— Start of Data to process —

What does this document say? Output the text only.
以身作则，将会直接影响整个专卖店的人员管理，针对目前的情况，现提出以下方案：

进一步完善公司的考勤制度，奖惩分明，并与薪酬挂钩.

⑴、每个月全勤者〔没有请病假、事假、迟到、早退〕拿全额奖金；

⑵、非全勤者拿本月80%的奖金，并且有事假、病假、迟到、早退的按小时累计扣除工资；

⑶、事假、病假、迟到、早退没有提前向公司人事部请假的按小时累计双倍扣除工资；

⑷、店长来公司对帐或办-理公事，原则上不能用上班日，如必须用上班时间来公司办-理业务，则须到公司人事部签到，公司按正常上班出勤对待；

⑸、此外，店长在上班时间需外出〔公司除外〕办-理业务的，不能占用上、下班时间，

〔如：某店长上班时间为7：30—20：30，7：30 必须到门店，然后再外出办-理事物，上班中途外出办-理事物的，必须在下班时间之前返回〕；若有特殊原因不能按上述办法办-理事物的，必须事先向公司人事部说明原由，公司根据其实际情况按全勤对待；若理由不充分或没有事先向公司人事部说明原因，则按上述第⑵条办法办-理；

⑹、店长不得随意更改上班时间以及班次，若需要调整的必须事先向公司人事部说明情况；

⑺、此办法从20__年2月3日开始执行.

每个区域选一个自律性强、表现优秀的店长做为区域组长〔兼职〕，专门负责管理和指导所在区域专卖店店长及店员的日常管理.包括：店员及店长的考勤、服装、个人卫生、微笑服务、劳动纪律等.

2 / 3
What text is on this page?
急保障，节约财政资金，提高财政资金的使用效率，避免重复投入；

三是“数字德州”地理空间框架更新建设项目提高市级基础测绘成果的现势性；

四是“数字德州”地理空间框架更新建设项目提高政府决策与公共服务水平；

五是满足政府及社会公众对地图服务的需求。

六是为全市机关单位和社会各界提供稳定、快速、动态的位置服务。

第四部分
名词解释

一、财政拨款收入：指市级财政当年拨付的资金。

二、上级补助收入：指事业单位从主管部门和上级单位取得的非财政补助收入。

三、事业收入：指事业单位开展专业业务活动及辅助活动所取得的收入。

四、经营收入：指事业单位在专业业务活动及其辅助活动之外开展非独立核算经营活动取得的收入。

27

— End of Data to process —

• [Task objective]: Reproduce the material above, every line of it, exactly.

• [Expected answer]:
What does this document say? Output the text only.
以身作则，将会直接影响整个专卖店的人员管理，针对目前的情况，现提出以下方案：

进一步完善公司的考勤制度，奖惩分明，并与薪酬挂钩.

⑴、每个月全勤者〔没有请病假、事假、迟到、早退〕拿全额奖金；

⑵、非全勤者拿本月80%的奖金，并且有事假、病假、迟到、早退的按小时累计扣除工资；

⑶、事假、病假、迟到、早退没有提前向公司人事部请假的按小时累计双倍扣除工资；

⑷、店长来公司对帐或办-理公事，原则上不能用上班日，如必须用上班时间来公司办-理业务，则须到公司人事部签到，公司按正常上班出勤对待；

⑸、此外，店长在上班时间需外出〔公司除外〕办-理业务的，不能占用上、下班时间，

〔如：某店长上班时间为7：30—20：30，7：30 必须到门店，然后再外出办-理事物，上班中途外出办-理事物的，必须在下班时间之前返回〕；若有特殊原因不能按上述办法办-理事物的，必须事先向公司人事部说明原由，公司根据其实际情况按全勤对待；若理由不充分或没有事先向公司人事部说明原因，则按上述第⑵条办法办-理；

⑹、店长不得随意更改上班时间以及班次，若需要调整的必须事先向公司人事部说明情况；

⑺、此办法从20__年2月3日开始执行.

每个区域选一个自律性强、表现优秀的店长做为区域组长〔兼职〕，专门负责管理和指导所在区域专卖店店长及店员的日常管理.包括：店员及店长的考勤、服装、个人卫生、微笑服务、劳动纪律等.

2 / 3
What text is on this page?
急保障，节约财政资金，提高财政资金的使用效率，避免重复投入；

三是“数字德州”地理空间框架更新建设项目提高市级基础测绘成果的现势性；

四是“数字德州”地理空间框架更新建设项目提高政府决策与公共服务水平；

五是满足政府及社会公众对地图服务的需求。

六是为全市机关单位和社会各界提供稳定、快速、动态的位置服务。

第四部分
名词解释

一、财政拨款收入：指市级财政当年拨付的资金。

二、上级补助收入：指事业单位从主管部门和上级单位取得的非财政补助收入。

三、事业收入：指事业单位开展专业业务活动及辅助活动所取得的收入。

四、经营收入：指事业单位在专业业务活动及其辅助活动之外开展非独立核算经营活动取得的收入。

27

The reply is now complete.